__What the task asks__: Return each line of the records holding the string "выполнения".
--- begin ---
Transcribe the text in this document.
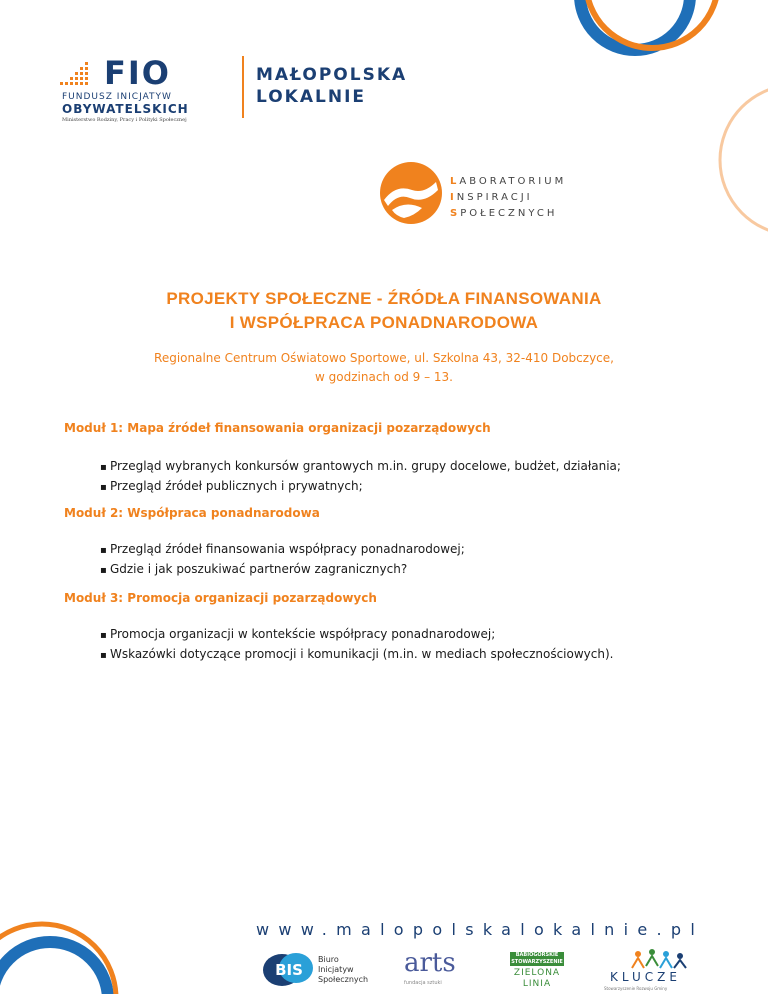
FIO
FUNDUSZ INICJATYW
OBYWATELSKICH
Ministerstwo Rodziny, Pracy i Polityki Społecznej
MAŁOPOLSKA
LOKALNIE
LABORATORIUM
INSPIRACJI
SPOŁECZNYCH
PROJEKTY SPOŁECZNE - ŹRÓDŁA FINANSOWANIA
I WSPÓŁPRACA PONADNARODOWA
Regionalne Centrum Oświatowo Sportowe, ul. Szkolna 43, 32-410 Dobczyce,
w godzinach od 9 – 13.
Moduł 1: Mapa źródeł finansowania organizacji pozarządowych
▪ Przegląd wybranych konkursów grantowych m.in. grupy docelowe, budżet, działania;
▪ Przegląd źródeł publicznych i prywatnych;
Moduł 2: Współpraca ponadnarodowa
▪ Przegląd źródeł finansowania współpracy ponadnarodowej;
▪ Gdzie i jak poszukiwać partnerów zagranicznych?
Moduł 3: Promocja organizacji pozarządowych
▪ Promocja organizacji w kontekście współpracy ponadnarodowej;
▪ Wskazówki dotyczące promocji i komunikacji (m.in. w mediach społecznościowych).
www.malopolskalokalnie.pl
BIS
Biuro
Inicjatyw
Społecznych
arts
fundacja sztuki
BABIOGÓRSKIE
STOWARZYSZENIE
ZIELONA
LINIA	KLUCZE
Stowarzyszenie Rozwoju Gminy
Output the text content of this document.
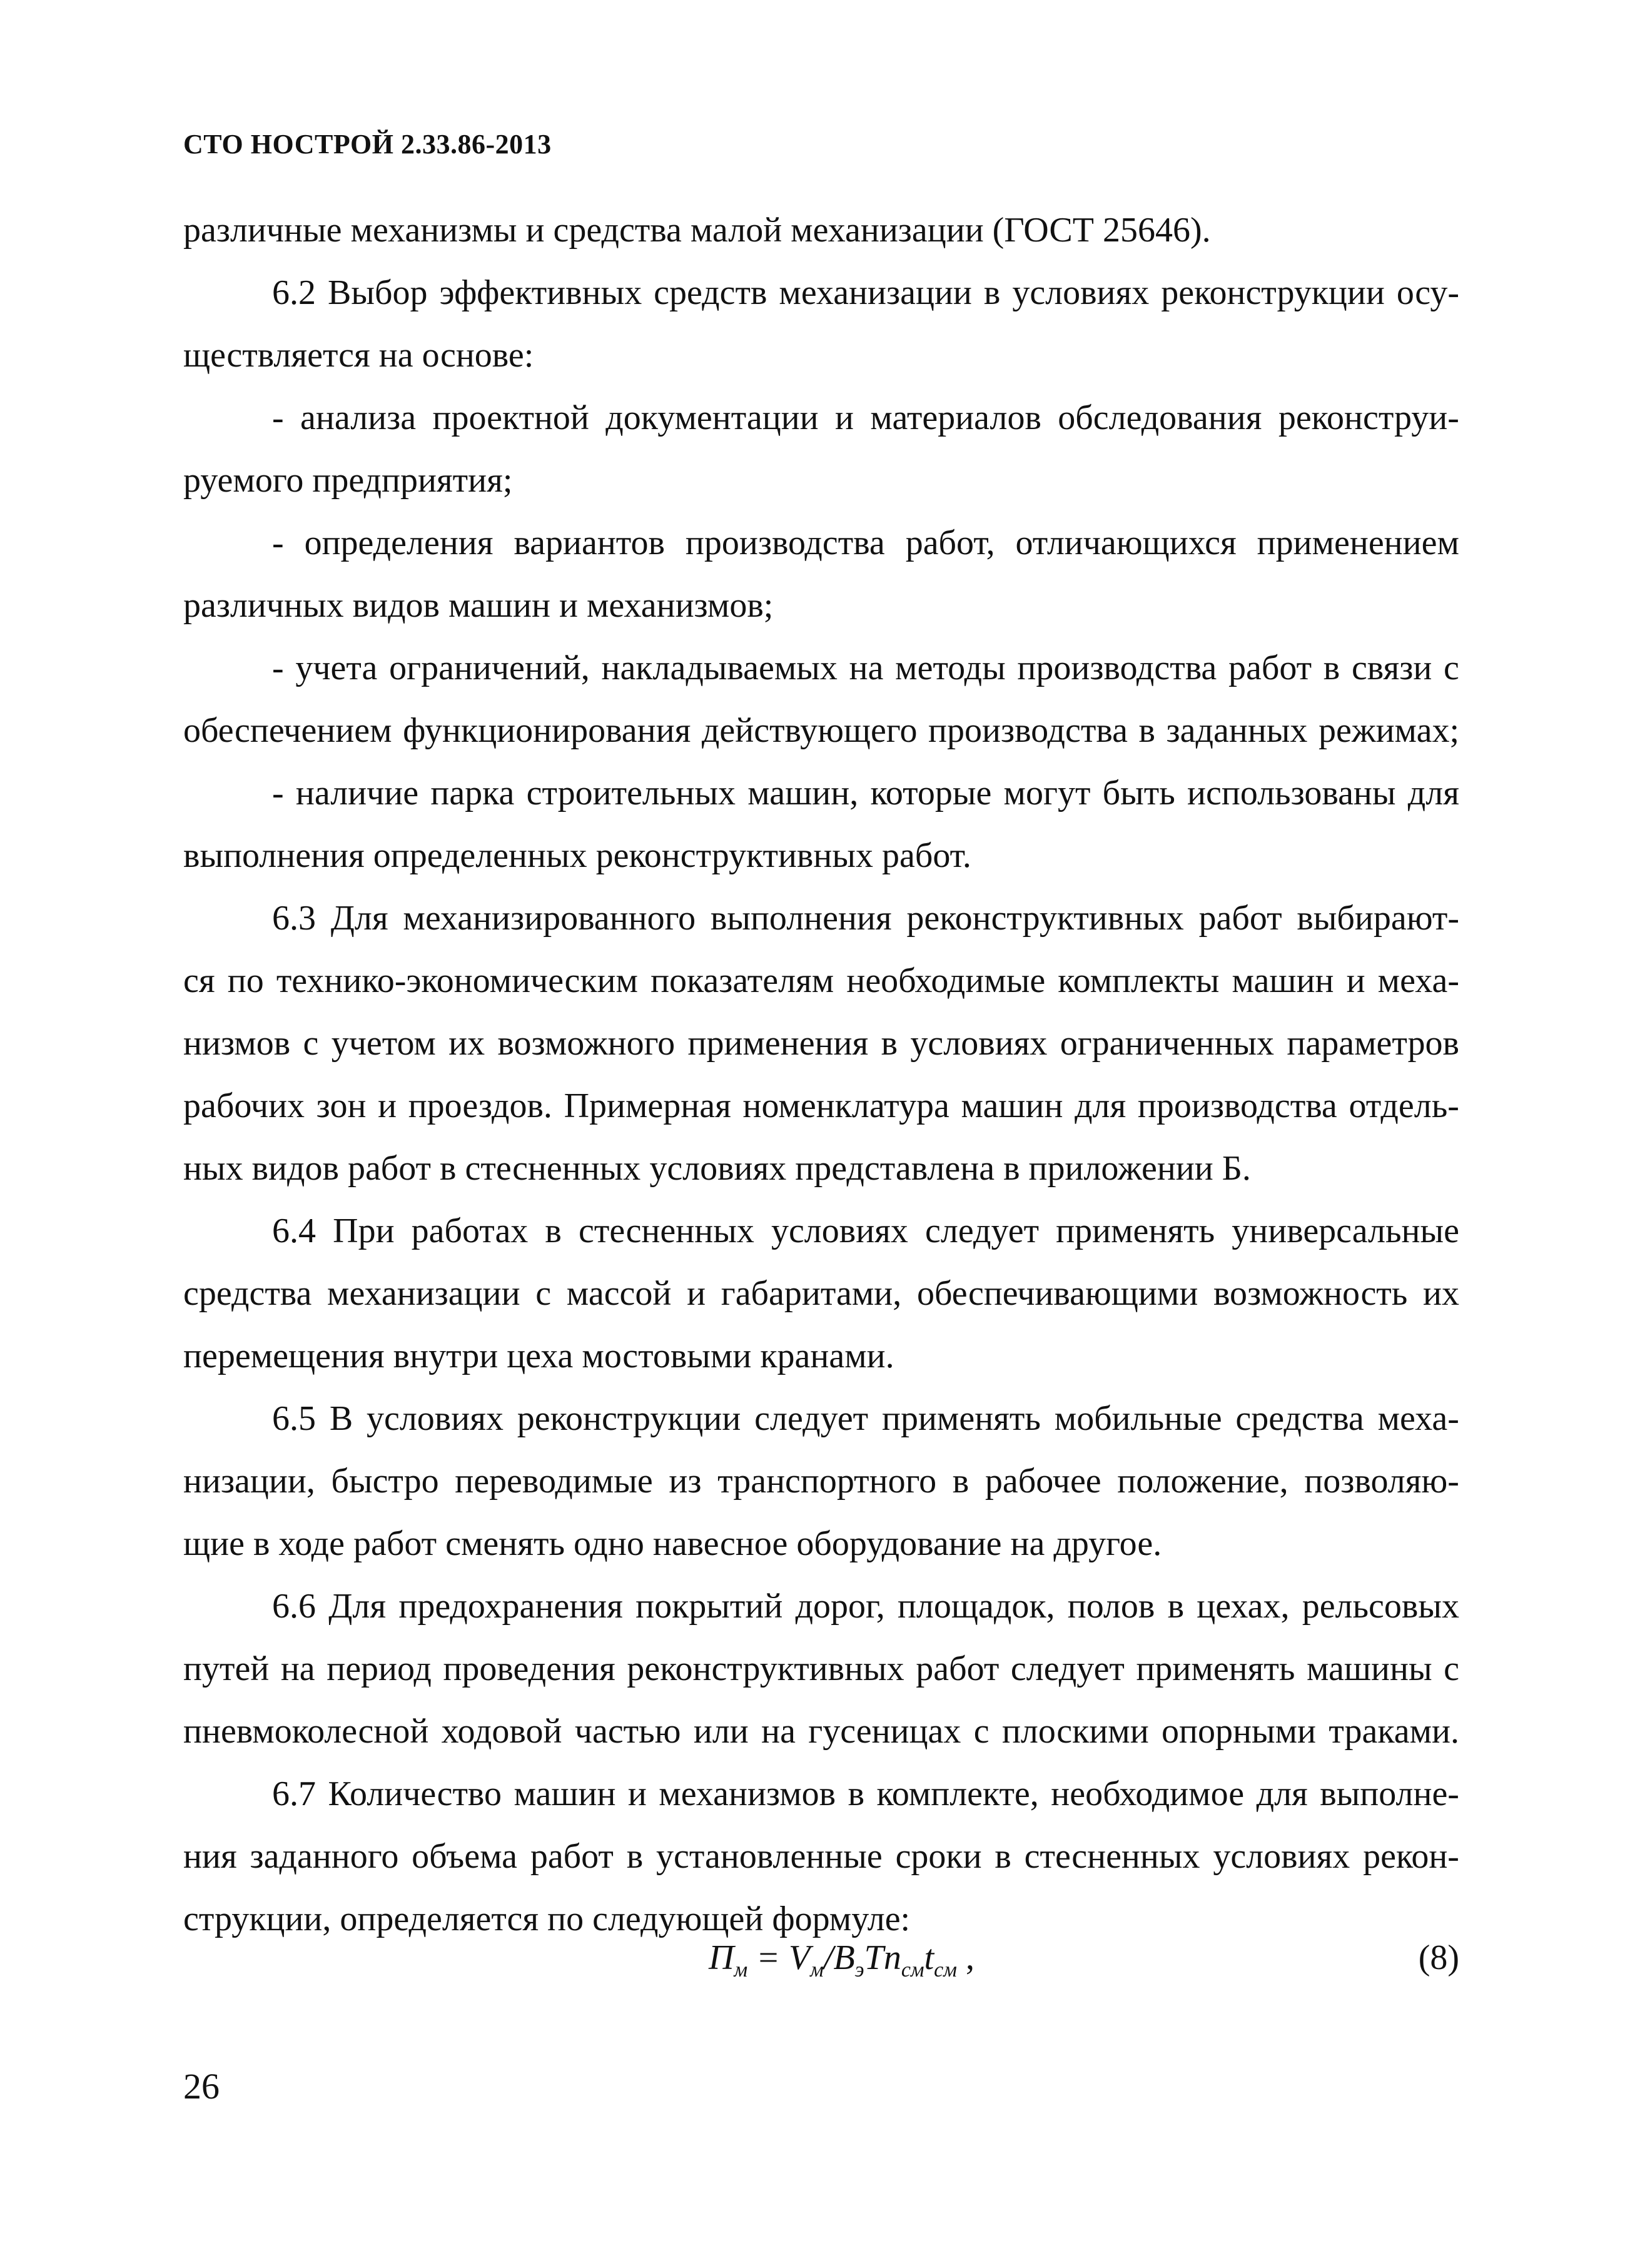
СТО НОСТРОЙ 2.33.86-2013
различные механизмы и средства малой механизации (ГОСТ 25646).
6.2 Выбор эффективных средств механизации в условиях реконструкции осу-
ществляется на основе:
- анализа проектной документации и материалов обследования реконструи-
руемого предприятия;
- определения вариантов производства работ, отличающихся применением
различных видов машин и механизмов;
- учета ограничений, накладываемых на методы производства работ в связи с
обеспечением функционирования действующего производства в заданных режимах;
- наличие парка строительных машин, которые могут быть использованы для
выполнения определенных реконструктивных работ.
6.3 Для механизированного выполнения реконструктивных работ выбирают-
ся по технико-экономическим показателям необходимые комплекты машин и меха-
низмов с учетом их возможного применения в условиях ограниченных параметров
рабочих зон и проездов. Примерная номенклатура машин для производства отдель-
ных видов работ в стесненных условиях представлена в приложении Б.
6.4 При работах в стесненных условиях следует применять универсальные
средства механизации с массой и габаритами, обеспечивающими возможность их
перемещения внутри цеха мостовыми кранами.
6.5 В условиях реконструкции следует применять мобильные средства меха-
низации, быстро переводимые из транспортного в рабочее положение, позволяю-
щие в ходе работ сменять одно навесное оборудование на другое.
6.6 Для предохранения покрытий дорог, площадок, полов в цехах, рельсовых
путей на период проведения реконструктивных работ следует применять машины с
пневмоколесной ходовой частью или на гусеницах с плоскими опорными траками.
6.7 Количество машин и механизмов в комплекте, необходимое для выполне-
ния заданного объема работ в установленные сроки в стесненных условиях рекон-
струкции, определяется по следующей формуле:
$П_м = V_м/B_эTn_{см}t_{см}$ ,	(8)
26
--- end ---
__Task output__:
выполнения определенных реконструктивных работ.
6.3 Для механизированного выполнения реконструктивных работ выбирают-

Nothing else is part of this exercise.